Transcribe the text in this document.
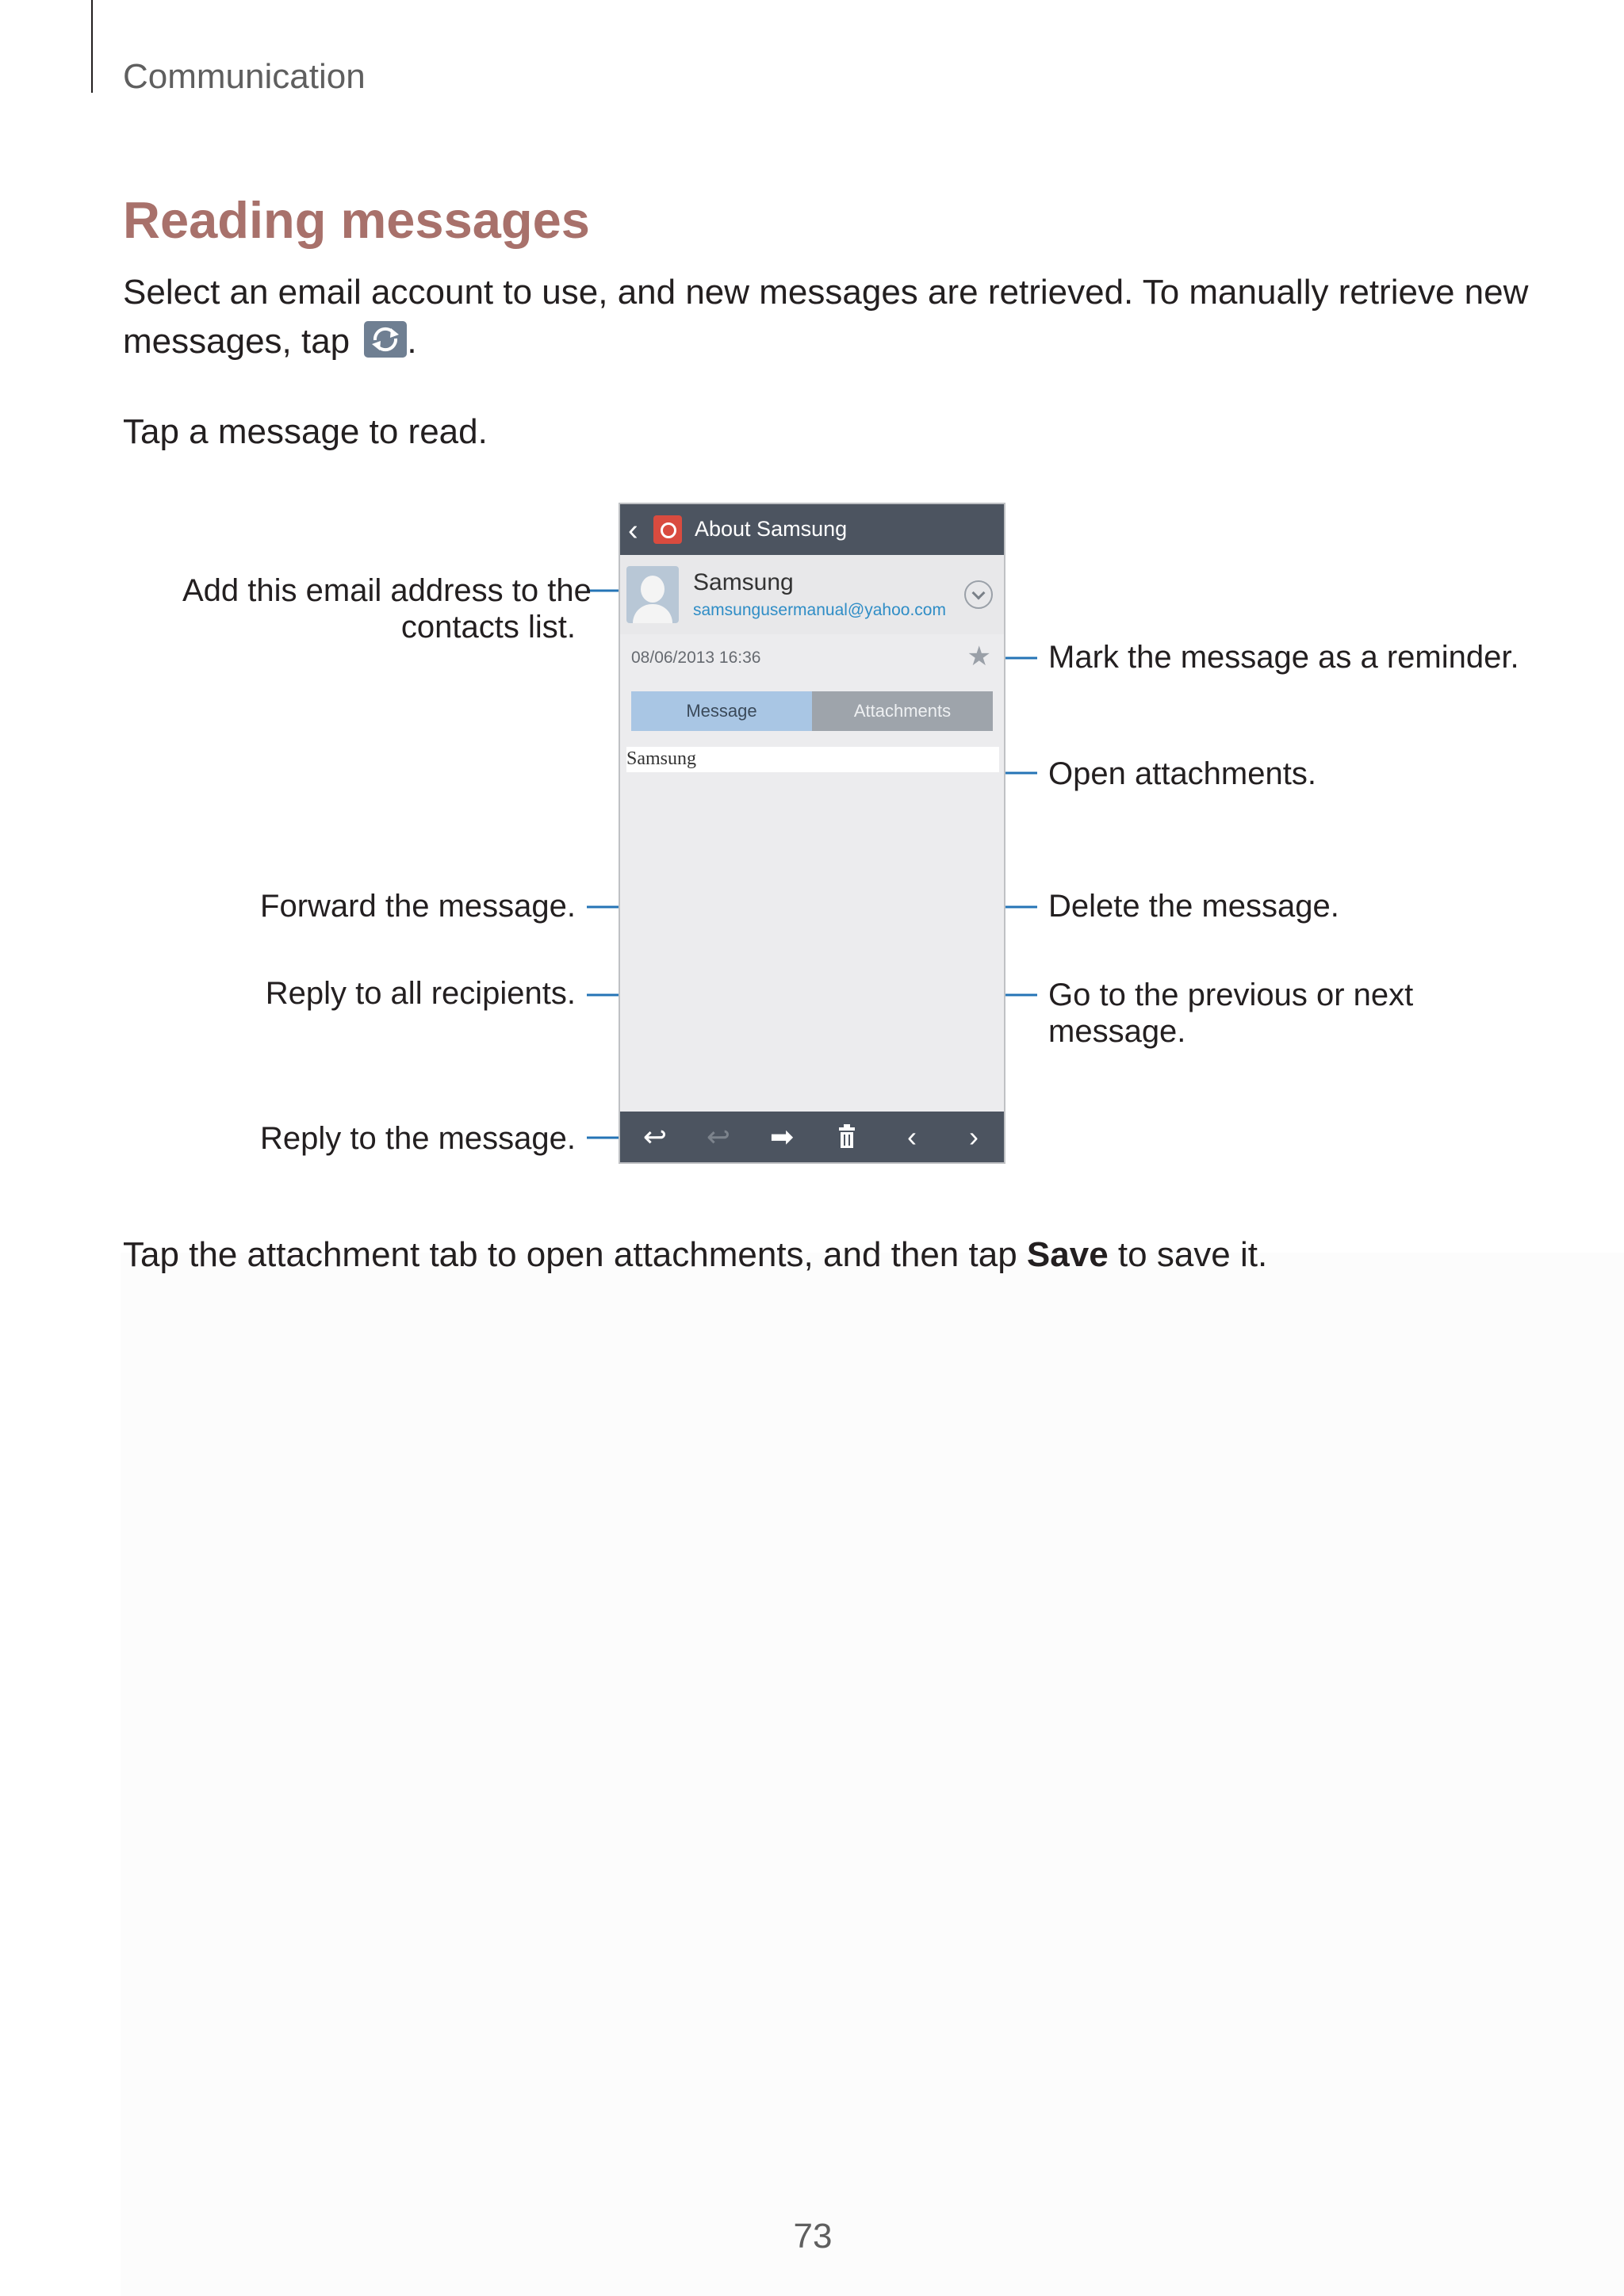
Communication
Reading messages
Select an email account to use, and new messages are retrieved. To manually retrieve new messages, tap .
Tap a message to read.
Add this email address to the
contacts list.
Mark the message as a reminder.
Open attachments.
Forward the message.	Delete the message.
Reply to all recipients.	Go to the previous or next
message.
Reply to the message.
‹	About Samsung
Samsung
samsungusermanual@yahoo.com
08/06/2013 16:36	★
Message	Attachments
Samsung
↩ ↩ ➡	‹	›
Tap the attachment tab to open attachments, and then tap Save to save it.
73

◇ ◇ ◇

> [Directions]: All of the material above needs to be restated exactly, with no pictures.

> [Solution]:
Transcribe the text in this document.
Communication
Reading messages
Select an email account to use, and new messages are retrieved. To manually retrieve new messages, tap .
Tap a message to read.
Add this email address to the
contacts list.
Mark the message as a reminder.
Open attachments.
Forward the message.	Delete the message.
Reply to all recipients.	Go to the previous or next
message.
Reply to the message.
‹	About Samsung
Samsung
samsungusermanual@yahoo.com
08/06/2013 16:36	★
Message	Attachments
Samsung
↩ ↩ ➡	‹	›
Tap the attachment tab to open attachments, and then tap Save to save it.
73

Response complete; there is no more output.